Records for processing -

-- START --

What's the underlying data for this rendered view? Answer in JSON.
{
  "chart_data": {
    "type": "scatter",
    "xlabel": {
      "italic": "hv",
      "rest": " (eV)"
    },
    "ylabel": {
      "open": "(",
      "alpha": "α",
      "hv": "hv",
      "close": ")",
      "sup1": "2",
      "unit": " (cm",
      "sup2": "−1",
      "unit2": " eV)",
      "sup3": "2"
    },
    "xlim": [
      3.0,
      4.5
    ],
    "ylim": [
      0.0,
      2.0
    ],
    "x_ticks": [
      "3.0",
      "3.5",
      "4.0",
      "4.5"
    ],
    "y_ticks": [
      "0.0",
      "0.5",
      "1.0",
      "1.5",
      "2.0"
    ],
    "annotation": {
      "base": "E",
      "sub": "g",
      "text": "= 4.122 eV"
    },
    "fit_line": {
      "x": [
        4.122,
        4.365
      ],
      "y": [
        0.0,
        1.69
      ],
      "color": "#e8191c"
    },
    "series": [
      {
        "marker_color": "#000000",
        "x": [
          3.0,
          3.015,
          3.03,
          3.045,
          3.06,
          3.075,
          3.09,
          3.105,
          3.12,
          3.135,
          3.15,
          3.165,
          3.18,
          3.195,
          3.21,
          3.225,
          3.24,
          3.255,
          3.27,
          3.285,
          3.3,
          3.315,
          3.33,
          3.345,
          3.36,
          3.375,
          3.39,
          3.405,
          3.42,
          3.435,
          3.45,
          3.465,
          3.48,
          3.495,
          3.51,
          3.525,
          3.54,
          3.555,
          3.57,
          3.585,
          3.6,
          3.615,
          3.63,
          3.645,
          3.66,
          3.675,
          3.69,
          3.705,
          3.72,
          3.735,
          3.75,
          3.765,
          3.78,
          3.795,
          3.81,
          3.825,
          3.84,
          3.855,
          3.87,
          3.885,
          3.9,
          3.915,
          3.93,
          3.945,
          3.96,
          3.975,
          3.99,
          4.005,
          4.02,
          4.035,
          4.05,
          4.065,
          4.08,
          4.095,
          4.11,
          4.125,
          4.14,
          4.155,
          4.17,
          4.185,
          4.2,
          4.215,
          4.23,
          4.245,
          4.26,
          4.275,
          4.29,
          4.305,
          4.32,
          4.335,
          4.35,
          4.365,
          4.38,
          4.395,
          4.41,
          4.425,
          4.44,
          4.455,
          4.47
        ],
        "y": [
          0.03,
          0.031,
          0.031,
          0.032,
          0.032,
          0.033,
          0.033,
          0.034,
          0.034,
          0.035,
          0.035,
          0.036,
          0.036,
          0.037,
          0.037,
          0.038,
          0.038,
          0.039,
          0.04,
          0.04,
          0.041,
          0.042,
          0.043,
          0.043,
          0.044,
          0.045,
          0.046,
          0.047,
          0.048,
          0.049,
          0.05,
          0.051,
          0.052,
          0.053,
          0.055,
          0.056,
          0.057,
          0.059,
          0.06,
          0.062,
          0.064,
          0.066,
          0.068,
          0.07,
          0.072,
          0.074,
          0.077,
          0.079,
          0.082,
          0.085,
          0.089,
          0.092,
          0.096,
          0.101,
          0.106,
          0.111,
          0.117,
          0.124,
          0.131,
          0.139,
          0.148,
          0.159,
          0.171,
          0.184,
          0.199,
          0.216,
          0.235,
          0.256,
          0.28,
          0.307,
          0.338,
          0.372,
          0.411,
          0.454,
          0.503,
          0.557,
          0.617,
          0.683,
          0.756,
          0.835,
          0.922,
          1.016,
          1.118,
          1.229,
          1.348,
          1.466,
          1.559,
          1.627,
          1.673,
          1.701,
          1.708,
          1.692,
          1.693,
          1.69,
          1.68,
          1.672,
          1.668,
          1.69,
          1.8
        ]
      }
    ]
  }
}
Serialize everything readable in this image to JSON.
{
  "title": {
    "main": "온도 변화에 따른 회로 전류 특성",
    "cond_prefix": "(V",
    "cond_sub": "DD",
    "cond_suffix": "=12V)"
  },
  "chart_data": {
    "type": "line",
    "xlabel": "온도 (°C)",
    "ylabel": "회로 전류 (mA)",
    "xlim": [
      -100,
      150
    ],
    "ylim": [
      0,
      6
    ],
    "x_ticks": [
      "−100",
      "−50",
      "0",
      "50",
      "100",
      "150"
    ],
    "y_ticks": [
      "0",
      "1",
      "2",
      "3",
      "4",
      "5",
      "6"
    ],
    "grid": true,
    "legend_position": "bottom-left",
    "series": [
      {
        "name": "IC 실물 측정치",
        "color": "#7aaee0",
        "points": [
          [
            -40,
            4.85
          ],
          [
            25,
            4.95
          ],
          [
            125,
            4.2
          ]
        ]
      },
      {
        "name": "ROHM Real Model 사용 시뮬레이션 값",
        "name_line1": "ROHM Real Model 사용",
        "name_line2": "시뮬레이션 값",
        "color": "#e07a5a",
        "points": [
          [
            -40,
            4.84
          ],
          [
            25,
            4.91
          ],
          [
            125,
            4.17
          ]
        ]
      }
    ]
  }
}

-- END --

What the task asks - The records above should all be quoted exactly, please.

The reply -
What's the underlying data for this rendered view? Answer in JSON.
{
  "chart_data": {
    "type": "scatter",
    "xlabel": {
      "italic": "hv",
      "rest": " (eV)"
    },
    "ylabel": {
      "open": "(",
      "alpha": "α",
      "hv": "hv",
      "close": ")",
      "sup1": "2",
      "unit": " (cm",
      "sup2": "−1",
      "unit2": " eV)",
      "sup3": "2"
    },
    "xlim": [
      3.0,
      4.5
    ],
    "ylim": [
      0.0,
      2.0
    ],
    "x_ticks": [
      "3.0",
      "3.5",
      "4.0",
      "4.5"
    ],
    "y_ticks": [
      "0.0",
      "0.5",
      "1.0",
      "1.5",
      "2.0"
    ],
    "annotation": {
      "base": "E",
      "sub": "g",
      "text": "= 4.122 eV"
    },
    "fit_line": {
      "x": [
        4.122,
        4.365
      ],
      "y": [
        0.0,
        1.69
      ],
      "color": "#e8191c"
    },
    "series": [
      {
        "marker_color": "#000000",
        "x": [
          3.0,
          3.015,
          3.03,
          3.045,
          3.06,
          3.075,
          3.09,
          3.105,
          3.12,
          3.135,
          3.15,
          3.165,
          3.18,
          3.195,
          3.21,
          3.225,
          3.24,
          3.255,
          3.27,
          3.285,
          3.3,
          3.315,
          3.33,
          3.345,
          3.36,
          3.375,
          3.39,
          3.405,
          3.42,
          3.435,
          3.45,
          3.465,
          3.48,
          3.495,
          3.51,
          3.525,
          3.54,
          3.555,
          3.57,
          3.585,
          3.6,
          3.615,
          3.63,
          3.645,
          3.66,
          3.675,
          3.69,
          3.705,
          3.72,
          3.735,
          3.75,
          3.765,
          3.78,
          3.795,
          3.81,
          3.825,
          3.84,
          3.855,
          3.87,
          3.885,
          3.9,
          3.915,
          3.93,
          3.945,
          3.96,
          3.975,
          3.99,
          4.005,
          4.02,
          4.035,
          4.05,
          4.065,
          4.08,
          4.095,
          4.11,
          4.125,
          4.14,
          4.155,
          4.17,
          4.185,
          4.2,
          4.215,
          4.23,
          4.245,
          4.26,
          4.275,
          4.29,
          4.305,
          4.32,
          4.335,
          4.35,
          4.365,
          4.38,
          4.395,
          4.41,
          4.425,
          4.44,
          4.455,
          4.47
        ],
        "y": [
          0.03,
          0.031,
          0.031,
          0.032,
          0.032,
          0.033,
          0.033,
          0.034,
          0.034,
          0.035,
          0.035,
          0.036,
          0.036,
          0.037,
          0.037,
          0.038,
          0.038,
          0.039,
          0.04,
          0.04,
          0.041,
          0.042,
          0.043,
          0.043,
          0.044,
          0.045,
          0.046,
          0.047,
          0.048,
          0.049,
          0.05,
          0.051,
          0.052,
          0.053,
          0.055,
          0.056,
          0.057,
          0.059,
          0.06,
          0.062,
          0.064,
          0.066,
          0.068,
          0.07,
          0.072,
          0.074,
          0.077,
          0.079,
          0.082,
          0.085,
          0.089,
          0.092,
          0.096,
          0.101,
          0.106,
          0.111,
          0.117,
          0.124,
          0.131,
          0.139,
          0.148,
          0.159,
          0.171,
          0.184,
          0.199,
          0.216,
          0.235,
          0.256,
          0.28,
          0.307,
          0.338,
          0.372,
          0.411,
          0.454,
          0.503,
          0.557,
          0.617,
          0.683,
          0.756,
          0.835,
          0.922,
          1.016,
          1.118,
          1.229,
          1.348,
          1.466,
          1.559,
          1.627,
          1.673,
          1.701,
          1.708,
          1.692,
          1.693,
          1.69,
          1.68,
          1.672,
          1.668,
          1.69,
          1.8
        ]
      }
    ]
  }
}
Serialize everything readable in this image to JSON.
{
  "title": {
    "main": "온도 변화에 따른 회로 전류 특성",
    "cond_prefix": "(V",
    "cond_sub": "DD",
    "cond_suffix": "=12V)"
  },
  "chart_data": {
    "type": "line",
    "xlabel": "온도 (°C)",
    "ylabel": "회로 전류 (mA)",
    "xlim": [
      -100,
      150
    ],
    "ylim": [
      0,
      6
    ],
    "x_ticks": [
      "−100",
      "−50",
      "0",
      "50",
      "100",
      "150"
    ],
    "y_ticks": [
      "0",
      "1",
      "2",
      "3",
      "4",
      "5",
      "6"
    ],
    "grid": true,
    "legend_position": "bottom-left",
    "series": [
      {
        "name": "IC 실물 측정치",
        "color": "#7aaee0",
        "points": [
          [
            -40,
            4.85
          ],
          [
            25,
            4.95
          ],
          [
            125,
            4.2
          ]
        ]
      },
      {
        "name": "ROHM Real Model 사용 시뮬레이션 값",
        "name_line1": "ROHM Real Model 사용",
        "name_line2": "시뮬레이션 값",
        "color": "#e07a5a",
        "points": [
          [
            -40,
            4.84
          ],
          [
            25,
            4.91
          ],
          [
            125,
            4.17
          ]
        ]
      }
    ]
  }
}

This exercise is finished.